Look below. Copy each line that has "послѣ" in it.

[Begin EXERCISE DATA]

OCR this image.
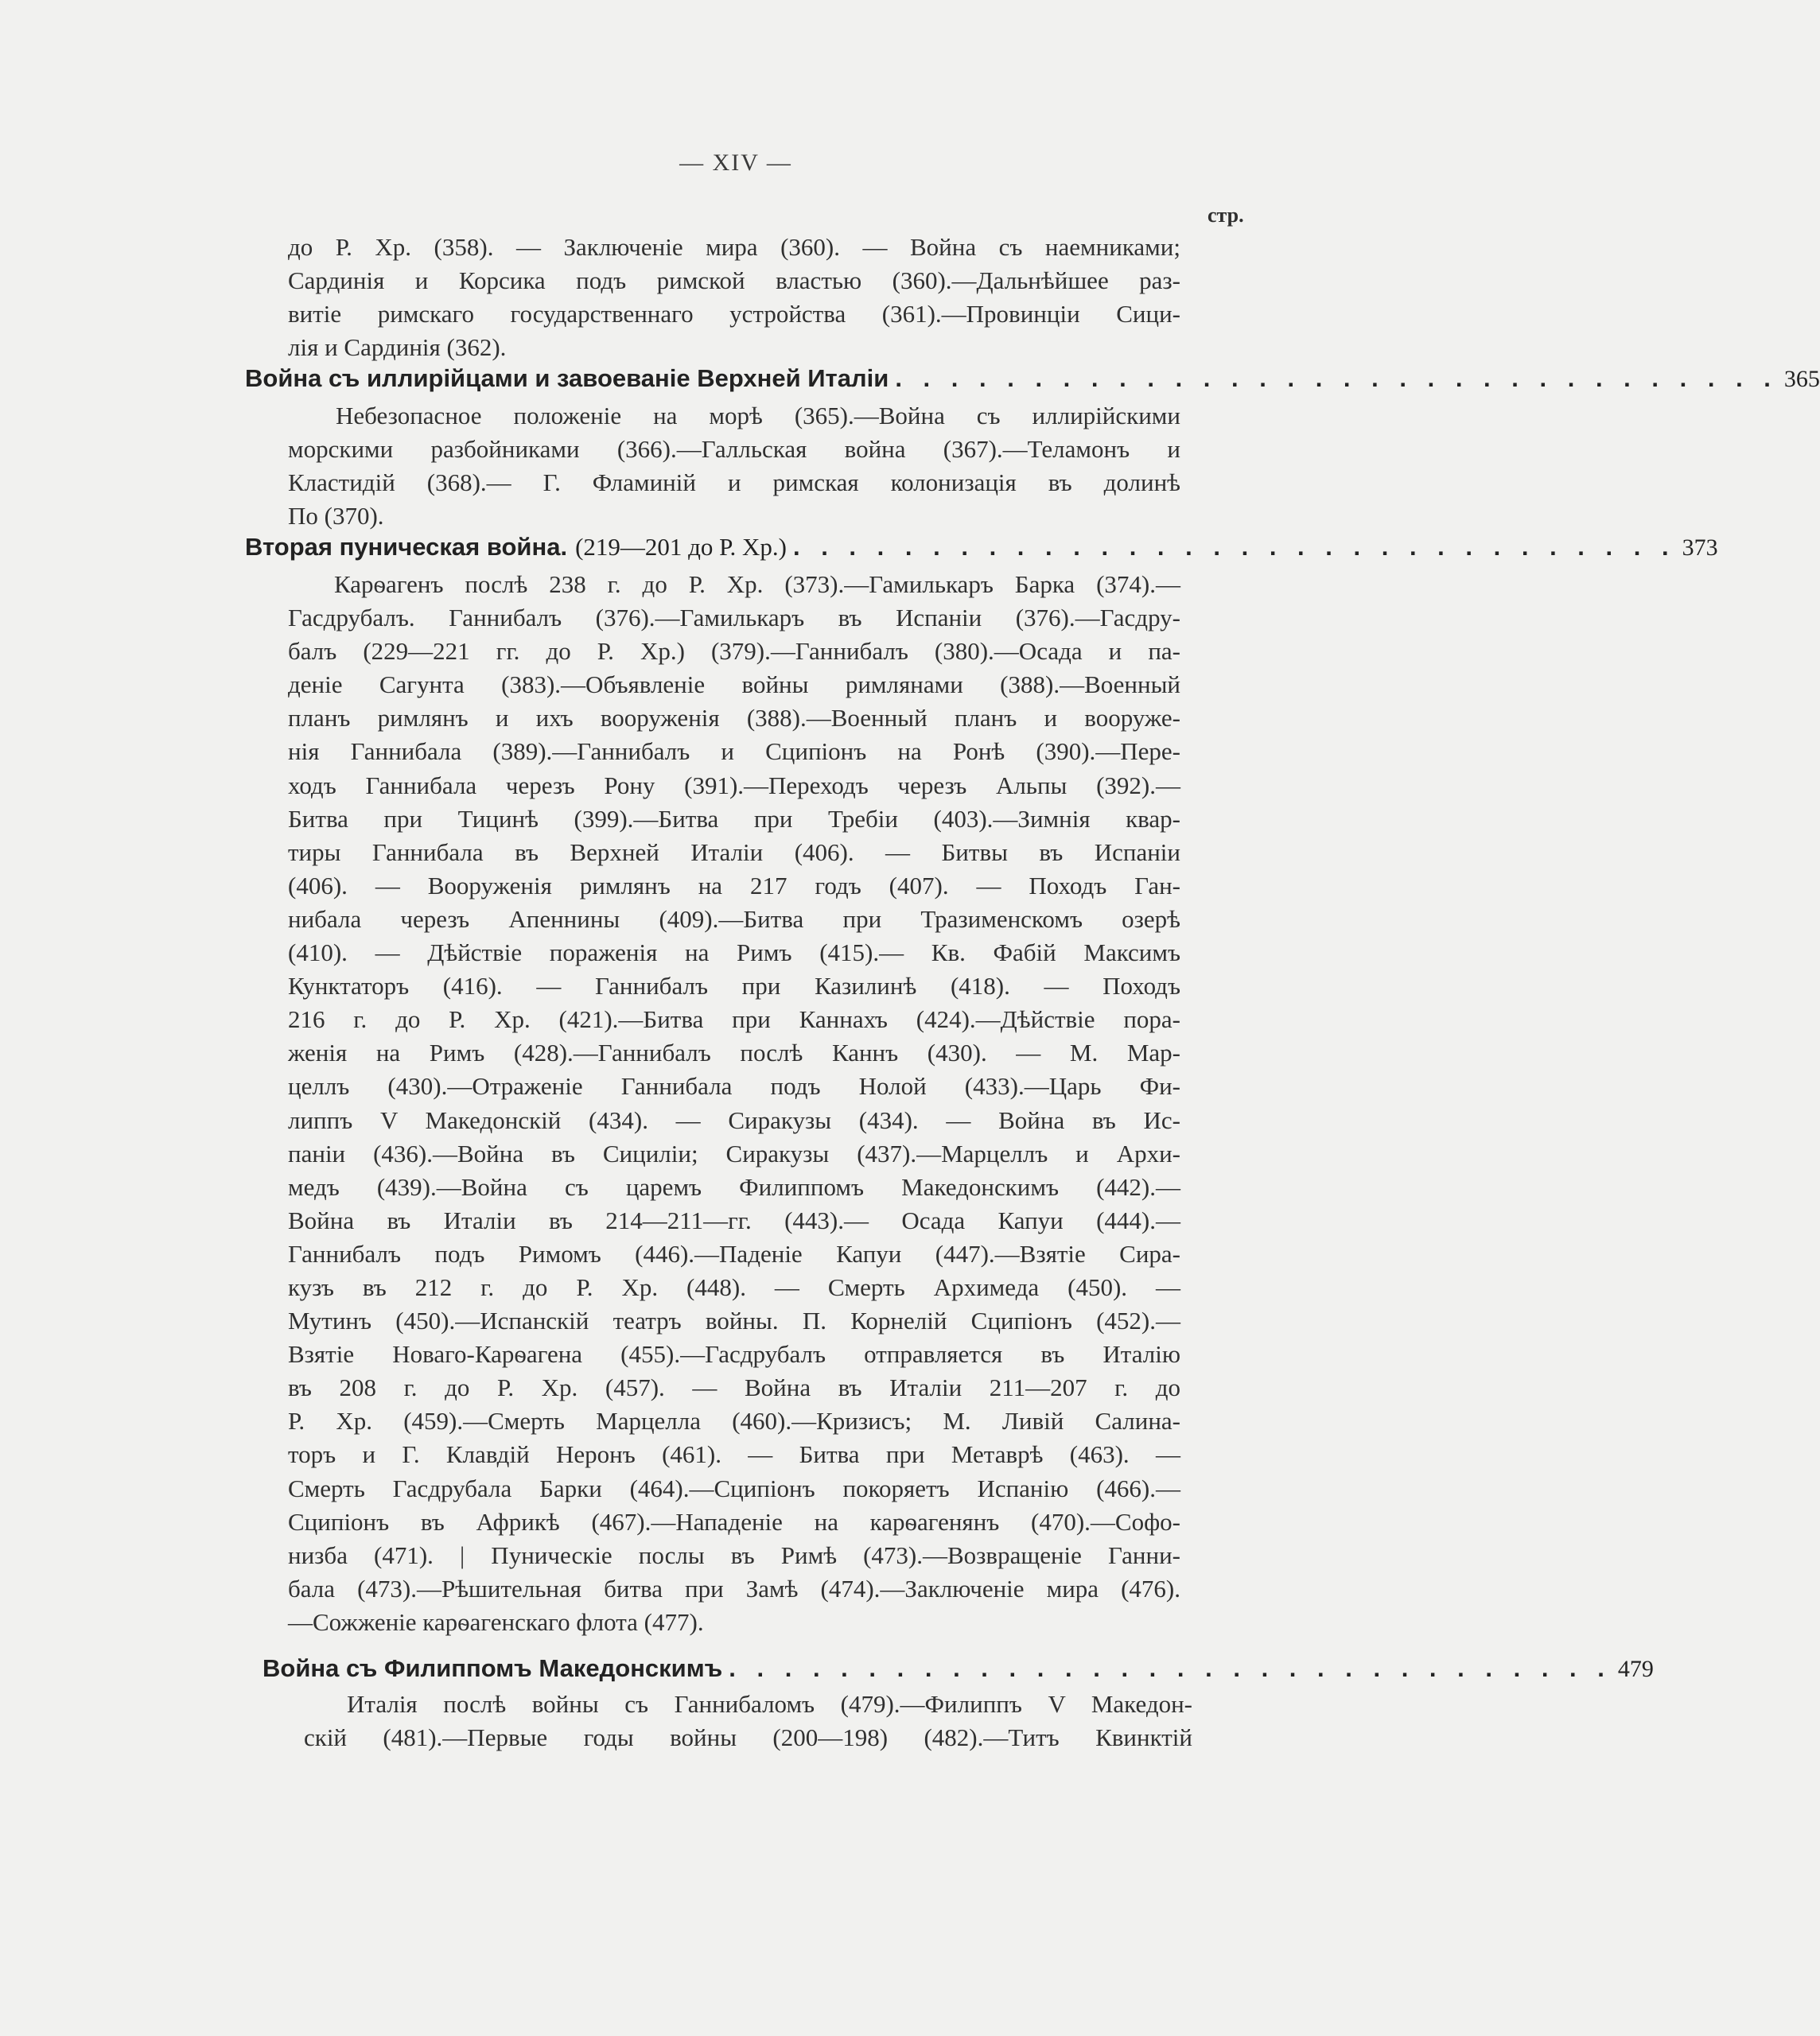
— XIV —
стр.
до Р. Хр. (358). — Заключеніе мира (360). — Война съ наемниками;
Сардинія и Корсика подъ римской властью (360).—Дальнѣйшее раз-
витіе римскаго государственнаго устройства (361).—Провинціи Сици-
лія и Сардинія (362).
Война съ иллирійцами и завоеваніе Верхней Италіи . . . . . . . . . . . . . . . . . . . . . . . . . . . . . . . . 365
Небезопасное положеніе на морѣ (365).—Война съ иллирійскими
морскими разбойниками (366).—Галльская война (367).—Теламонъ и
Кластидій (368).— Г. Фламиній и римская колонизація въ долинѣ
По (370).
Вторая пуническая война. (219—201 до Р. Хр.) . . . . . . . . . . . . . . . . . . . . . . . . . . . . . . . . 373
Карѳагенъ послѣ 238 г. до Р. Хр. (373).—Гамилькаръ Барка (374).—
Гасдрубалъ. Ганнибалъ (376).—Гамилькаръ въ Испаніи (376).—Гасдру-
балъ (229—221 гг. до Р. Хр.) (379).—Ганнибалъ (380).—Осада и па-
деніе Сагунта (383).—Объявленіе войны римлянами (388).—Военный
планъ римлянъ и ихъ вооруженія (388).—Военный планъ и вооруже-
нія Ганнибала (389).—Ганнибалъ и Сципіонъ на Ронѣ (390).—Пере-
ходъ Ганнибала черезъ Рону (391).—Переходъ черезъ Альпы (392).—
Битва при Тицинѣ (399).—Битва при Требіи (403).—Зимнія квар-
тиры Ганнибала въ Верхней Италіи (406). — Битвы въ Испаніи
(406). — Вооруженія римлянъ на 217 годъ (407). — Походъ Ган-
нибала черезъ Апеннины (409).—Битва при Тразименскомъ озерѣ
(410). — Дѣйствіе пораженія на Римъ (415).— Кв. Фабій Максимъ
Кунктаторъ (416). — Ганнибалъ при Казилинѣ (418). — Походъ
216 г. до Р. Хр. (421).—Битва при Каннахъ (424).—Дѣйствіе пора-
женія на Римъ (428).—Ганнибалъ послѣ Каннъ (430). — М. Мар-
целлъ (430).—Отраженіе Ганнибала подъ Нолой (433).—Царь Фи-
липпъ V Македонскій (434). — Сиракузы (434). — Война въ Ис-
паніи (436).—Война въ Сициліи; Сиракузы (437).—Марцеллъ и Архи-
медъ (439).—Война съ царемъ Филиппомъ Македонскимъ (442).—
Война въ Италіи въ 214—211—гг. (443).— Осада Капуи (444).—
Ганнибалъ подъ Римомъ (446).—Паденіе Капуи (447).—Взятіе Сира-
кузъ въ 212 г. до Р. Хр. (448). — Смерть Архимеда (450). —
Мутинъ (450).—Испанскій театръ войны. П. Корнелій Сципіонъ (452).—
Взятіе Новаго-Карѳагена (455).—Гасдрубалъ отправляется въ Италію
въ 208 г. до Р. Хр. (457). — Война въ Италіи 211—207 г. до
Р. Хр. (459).—Смерть Марцелла (460).—Кризисъ; М. Ливій Салина-
торъ и Г. Клавдій Неронъ (461). — Битва при Метаврѣ (463). —
Смерть Гасдрубала Барки (464).—Сципіонъ покоряетъ Испанію (466).—
Сципіонъ въ Африкѣ (467).—Нападеніе на карѳагенянъ (470).—Софо-
низба (471). | Пуническіе послы въ Римѣ (473).—Возвращеніе Ганни-
бала (473).—Рѣшительная битва при Замѣ (474).—Заключеніе мира (476).
—Сожженіе карѳагенскаго флота (477).
Война съ Филиппомъ Македонскимъ . . . . . . . . . . . . . . . . . . . . . . . . . . . . . . . . 479
Италія послѣ войны съ Ганнибаломъ (479).—Филиппъ V Македон-
скій (481).—Первые годы войны (200—198) (482).—Титъ Квинктій
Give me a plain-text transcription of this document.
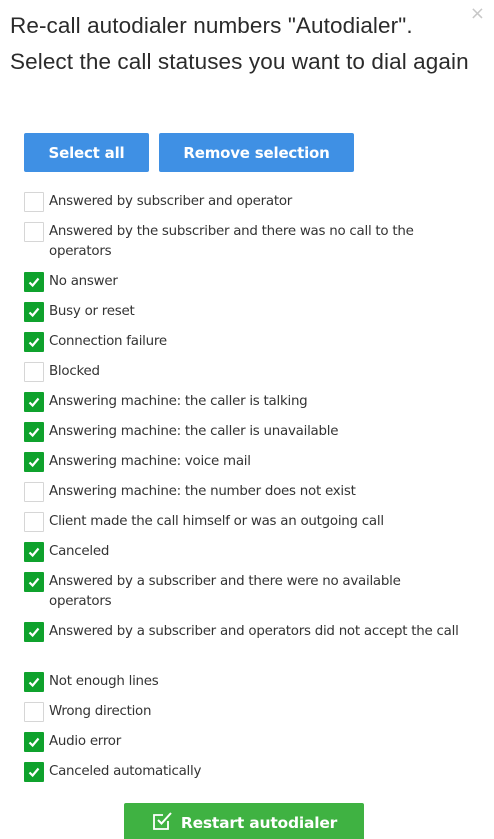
×
Re-call autodialer numbers "Autodialer". Select the call statuses you want to dial again
Select all	Remove selection
Answered by subscriber and operator
Answered by the subscriber and there was no call to the operators
No answer
Busy or reset
Connection failure
Blocked
Answering machine: the caller is talking
Answering machine: the caller is unavailable
Answering machine: voice mail
Answering machine: the number does not exist
Client made the call himself or was an outgoing call
Canceled
Answered by a subscriber and there were no available operators
Answered by a subscriber and operators did not accept the call
Not enough lines
Wrong direction
Audio error
Canceled automatically
Restart autodialer
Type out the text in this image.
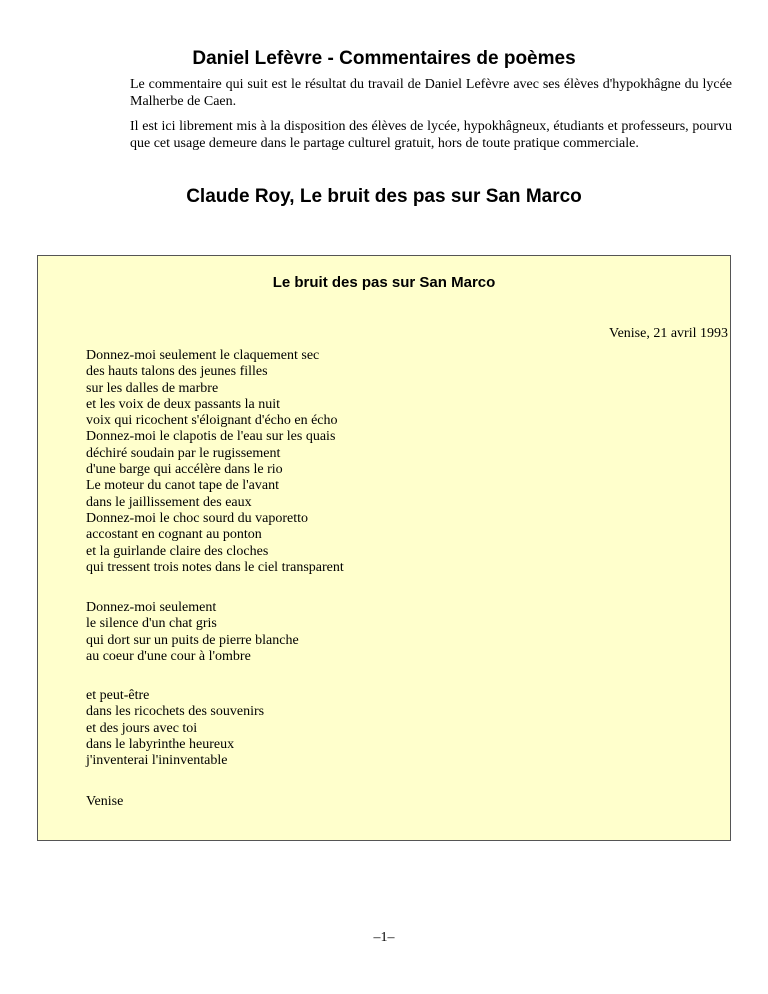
Daniel Lefèvre - Commentaires de poèmes

Le commentaire qui suit est le résultat du travail de Daniel Lefèvre avec ses élèves d'hypokhâgne du lycée Malherbe de Caen.

Il est ici librement mis à la disposition des élèves de lycée, hypokhâgneux, étudiants et professeurs, pourvu que cet usage demeure dans le partage culturel gratuit, hors de toute pratique commerciale.

Claude Roy, Le bruit des pas sur San Marco
Le bruit des pas sur San Marco

Venise, 21 avril 1993

Donnez-moi seulement le claquement sec
des hauts talons des jeunes filles
sur les dalles de marbre
et les voix de deux passants la nuit
voix qui ricochent s'éloignant d'écho en écho
Donnez-moi le clapotis de l'eau sur les quais
déchiré soudain par le rugissement
d'une barge qui accélère dans le rio
Le moteur du canot tape de l'avant
dans le jaillissement des eaux
Donnez-moi le choc sourd du vaporetto
accostant en cognant au ponton
et la guirlande claire des cloches
qui tressent trois notes dans le ciel transparent
Donnez-moi seulement
le silence d'un chat gris
qui dort sur un puits de pierre blanche
au coeur d'une cour à l'ombre
et peut-être
dans les ricochets des souvenirs
et des jours avec toi
dans le labyrinthe heureux
j'inventerai l'ininventable

Venise

–1–
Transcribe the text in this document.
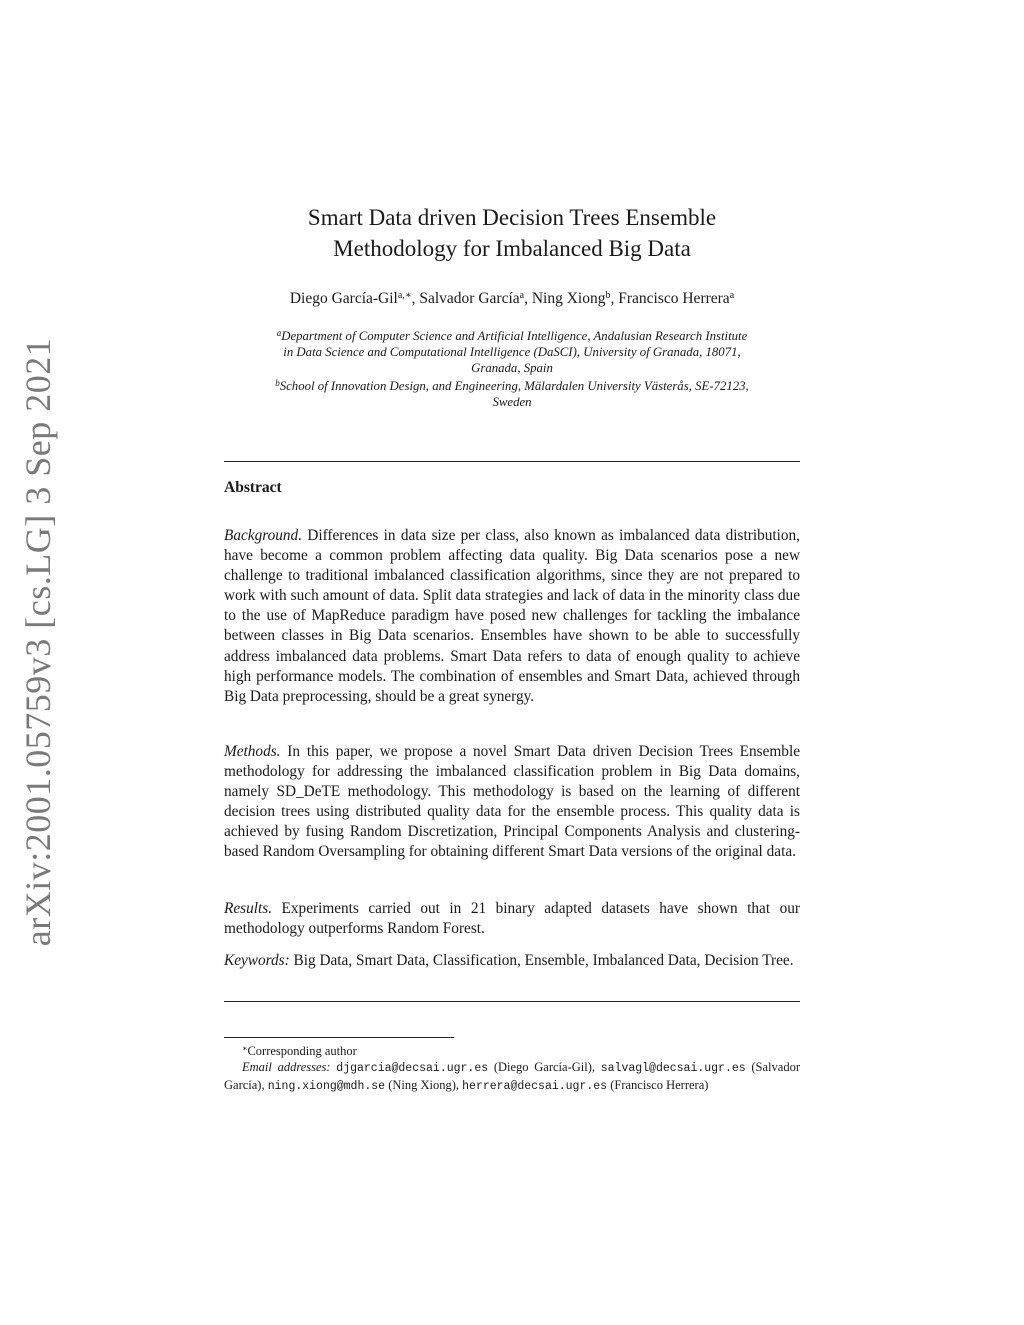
arXiv:2001.05759v3 [cs.LG] 3 Sep 2021
Smart Data driven Decision Trees Ensemble
Methodology for Imbalanced Big Data
Diego García-Gil$^{a,∗}$, Salvador García$^a$, Ning Xiong$^b$, Francisco Herrera$^a$
$^a$Department of Computer Science and Artificial Intelligence, Andalusian Research Institute
in Data Science and Computational Intelligence (DaSCI), University of Granada, 18071,
Granada, Spain
$^b$School of Innovation Design, and Engineering, Mälardalen University Västerås, SE-72123,
Sweden
Abstract
Background. Differences in data size per class, also known as imbalanced data distribution, have become a common problem affecting data quality. Big Data scenarios pose a new challenge to traditional imbalanced classification algorithms, since they are not prepared to work with such amount of data. Split data strategies and lack of data in the minority class due to the use of MapReduce paradigm have posed new challenges for tackling the imbalance between classes in Big Data scenarios. Ensembles have shown to be able to successfully address imbalanced data problems. Smart Data refers to data of enough quality to achieve high performance models. The combination of ensembles and Smart Data, achieved through Big Data preprocessing, should be a great synergy.
Methods. In this paper, we propose a novel Smart Data driven Decision Trees Ensemble methodology for addressing the imbalanced classification problem in Big Data domains, namely SD_DeTE methodology. This methodology is based on the learning of different decision trees using distributed quality data for the ensemble process. This quality data is achieved by fusing Random Discretization, Principal Components Analysis and clustering-based Random Oversampling for obtaining different Smart Data versions of the original data.
Results. Experiments carried out in 21 binary adapted datasets have shown that our methodology outperforms Random Forest.
Keywords: Big Data, Smart Data, Classification, Ensemble, Imbalanced Data, Decision Tree.
∗Corresponding author
Email addresses: djgarcia@decsai.ugr.es (Diego García-Gil), salvagl@decsai.ugr.es (Salvador García), ning.xiong@mdh.se (Ning Xiong), herrera@decsai.ugr.es (Francisco Herrera)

[End EXERCISE DATA]

EXPECTED ANSWER -
Карѳагенъ послѣ 238 г. до Р. Хр. (373).—Гамилькаръ Барка (374).—
женія на Римъ (428).—Ганнибалъ послѣ Каннъ (430). — М. Мар-
Италія послѣ войны съ Ганнибаломъ (479).—Филиппъ V Македон-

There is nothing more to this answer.